(REQUEST)
Don't copy the pictures; return every other part of the records exactly.
__________________________________________________
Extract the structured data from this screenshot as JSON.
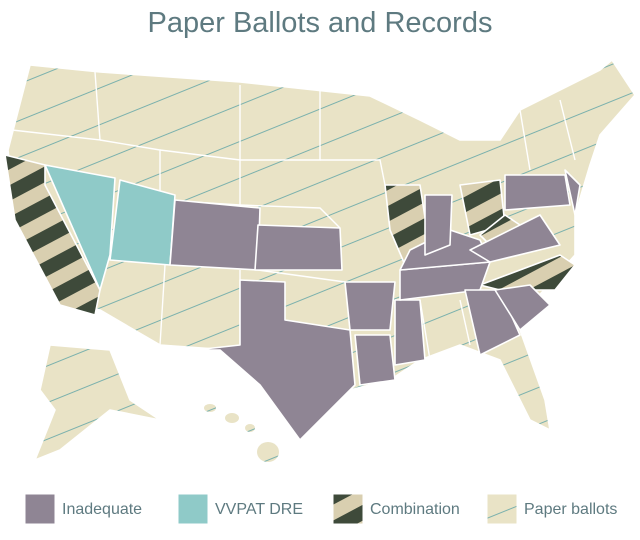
{
  "title": "Paper Ballots and Records",
  "legend": [
    {
      "label": "Inadequate",
      "color": "#8f8594"
    },
    {
      "label": "VVPAT DRE",
      "color": "#8fcac8"
    },
    {
      "label": "Combination",
      "color": "#3e4a3a"
    },
    {
      "label": "Paper ballots",
      "color": "#e9e3c6"
    }
  ]
}
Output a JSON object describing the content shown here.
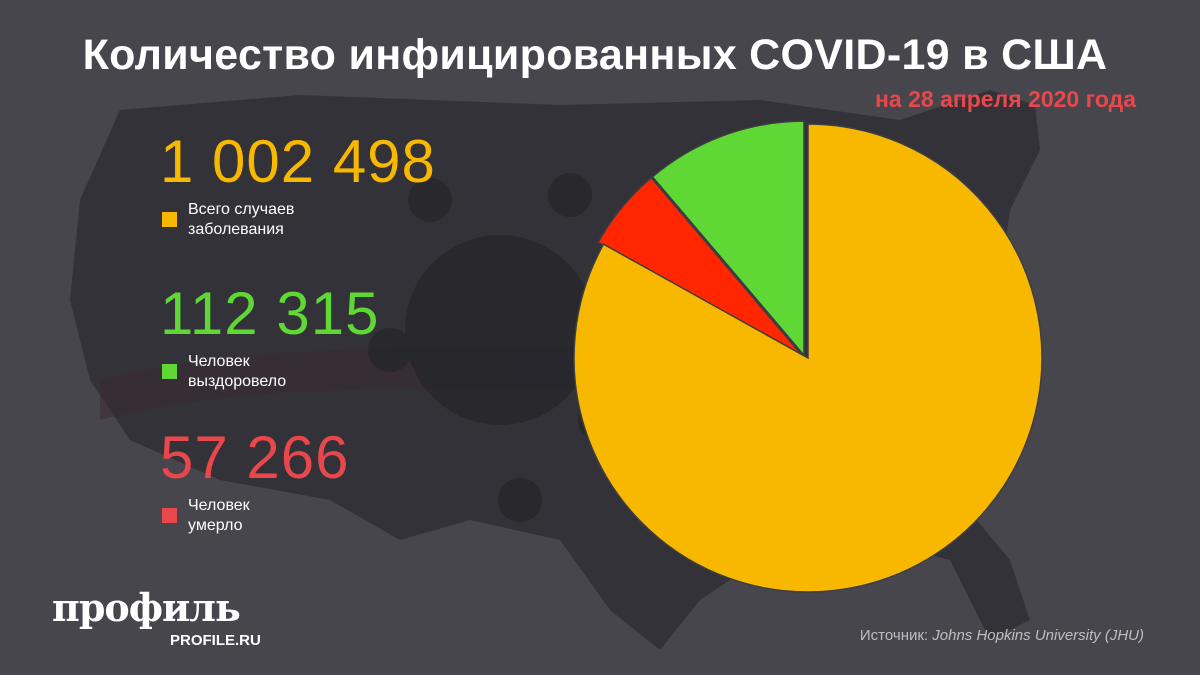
{
  "title": "Количество инфицированных COVID-19 в США",
  "subtitle": "на 28 апреля 2020 года",
  "stats": [
    {
      "value": "1 002 498",
      "label_line1": "Всего случаев",
      "label_line2": "заболевания",
      "color": "#f8b800"
    },
    {
      "value": "112 315",
      "label_line1": "Человек",
      "label_line2": "выздоровело",
      "color": "#5fd836"
    },
    {
      "value": "57 266",
      "label_line1": "Человек",
      "label_line2": "умерло",
      "color": "#e8474c"
    }
  ],
  "logo": {
    "name": "профиль",
    "site": "PROFILE.RU"
  },
  "source": {
    "prefix": "Источник:",
    "name": "Johns Hopkins University (JHU)"
  },
  "chart_data": {
    "type": "pie",
    "total": 1002498,
    "slices": [
      {
        "label": "Человек выздоровело",
        "value": 112315,
        "color": "#5fd836"
      },
      {
        "label": "Человек умерло",
        "value": 57266,
        "color": "#ff2600"
      },
      {
        "label": "Всего случаев заболевания (остальные)",
        "value_from": "total",
        "color": "#f8b800"
      }
    ],
    "start": "top",
    "direction": "counterclockwise",
    "exploded": [
      "Человек выздоровело",
      "Человек умерло"
    ]
  }
}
__________________________________________________
(TASK RESULT)
Extract the structured data from this screenshot as JSON.
{
  "title": "Paper Ballots and Records",
  "legend": [
    {
      "label": "Inadequate",
      "color": "#8f8594"
    },
    {
      "label": "VVPAT DRE",
      "color": "#8fcac8"
    },
    {
      "label": "Combination",
      "color": "#3e4a3a"
    },
    {
      "label": "Paper ballots",
      "color": "#e9e3c6"
    }
  ]
}
Output a JSON object describing the content shown here.
{
  "title": "Количество инфицированных COVID-19 в США",
  "subtitle": "на 28 апреля 2020 года",
  "stats": [
    {
      "value": "1 002 498",
      "label_line1": "Всего случаев",
      "label_line2": "заболевания",
      "color": "#f8b800"
    },
    {
      "value": "112 315",
      "label_line1": "Человек",
      "label_line2": "выздоровело",
      "color": "#5fd836"
    },
    {
      "value": "57 266",
      "label_line1": "Человек",
      "label_line2": "умерло",
      "color": "#e8474c"
    }
  ],
  "logo": {
    "name": "профиль",
    "site": "PROFILE.RU"
  },
  "source": {
    "prefix": "Источник:",
    "name": "Johns Hopkins University (JHU)"
  },
  "chart_data": {
    "type": "pie",
    "total": 1002498,
    "slices": [
      {
        "label": "Человек выздоровело",
        "value": 112315,
        "color": "#5fd836"
      },
      {
        "label": "Человек умерло",
        "value": 57266,
        "color": "#ff2600"
      },
      {
        "label": "Всего случаев заболевания (остальные)",
        "value_from": "total",
        "color": "#f8b800"
      }
    ],
    "start": "top",
    "direction": "counterclockwise",
    "exploded": [
      "Человек выздоровело",
      "Человек умерло"
    ]
  }
}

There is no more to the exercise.